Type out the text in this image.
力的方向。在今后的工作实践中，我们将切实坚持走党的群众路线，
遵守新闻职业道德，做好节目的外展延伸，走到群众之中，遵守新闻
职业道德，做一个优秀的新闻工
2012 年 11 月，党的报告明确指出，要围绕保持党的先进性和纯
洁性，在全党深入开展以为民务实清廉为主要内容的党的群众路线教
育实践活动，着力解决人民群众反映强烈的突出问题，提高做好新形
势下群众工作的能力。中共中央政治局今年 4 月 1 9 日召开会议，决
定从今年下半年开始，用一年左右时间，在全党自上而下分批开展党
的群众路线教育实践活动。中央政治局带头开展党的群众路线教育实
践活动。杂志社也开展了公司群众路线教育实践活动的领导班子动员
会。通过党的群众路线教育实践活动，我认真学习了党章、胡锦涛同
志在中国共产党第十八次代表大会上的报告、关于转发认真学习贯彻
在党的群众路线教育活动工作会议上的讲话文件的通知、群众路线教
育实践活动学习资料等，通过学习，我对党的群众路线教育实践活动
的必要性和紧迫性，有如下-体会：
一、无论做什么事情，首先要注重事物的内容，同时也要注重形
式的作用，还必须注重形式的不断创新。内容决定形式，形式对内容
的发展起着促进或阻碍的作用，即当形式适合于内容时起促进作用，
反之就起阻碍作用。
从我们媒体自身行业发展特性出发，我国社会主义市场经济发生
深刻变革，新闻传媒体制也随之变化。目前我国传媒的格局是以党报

***

Can you restate every record above word for word?

_Final result_.
Type out the text in this image.
力的方向。在今后的工作实践中，我们将切实坚持走党的群众路线，
遵守新闻职业道德，做好节目的外展延伸，走到群众之中，遵守新闻
职业道德，做一个优秀的新闻工
2012 年 11 月，党的报告明确指出，要围绕保持党的先进性和纯
洁性，在全党深入开展以为民务实清廉为主要内容的党的群众路线教
育实践活动，着力解决人民群众反映强烈的突出问题，提高做好新形
势下群众工作的能力。中共中央政治局今年 4 月 1 9 日召开会议，决
定从今年下半年开始，用一年左右时间，在全党自上而下分批开展党
的群众路线教育实践活动。中央政治局带头开展党的群众路线教育实
践活动。杂志社也开展了公司群众路线教育实践活动的领导班子动员
会。通过党的群众路线教育实践活动，我认真学习了党章、胡锦涛同
志在中国共产党第十八次代表大会上的报告、关于转发认真学习贯彻
在党的群众路线教育活动工作会议上的讲话文件的通知、群众路线教
育实践活动学习资料等，通过学习，我对党的群众路线教育实践活动
的必要性和紧迫性，有如下-体会：
一、无论做什么事情，首先要注重事物的内容，同时也要注重形
式的作用，还必须注重形式的不断创新。内容决定形式，形式对内容
的发展起着促进或阻碍的作用，即当形式适合于内容时起促进作用，
反之就起阻碍作用。
从我们媒体自身行业发展特性出发，我国社会主义市场经济发生
深刻变革，新闻传媒体制也随之变化。目前我国传媒的格局是以党报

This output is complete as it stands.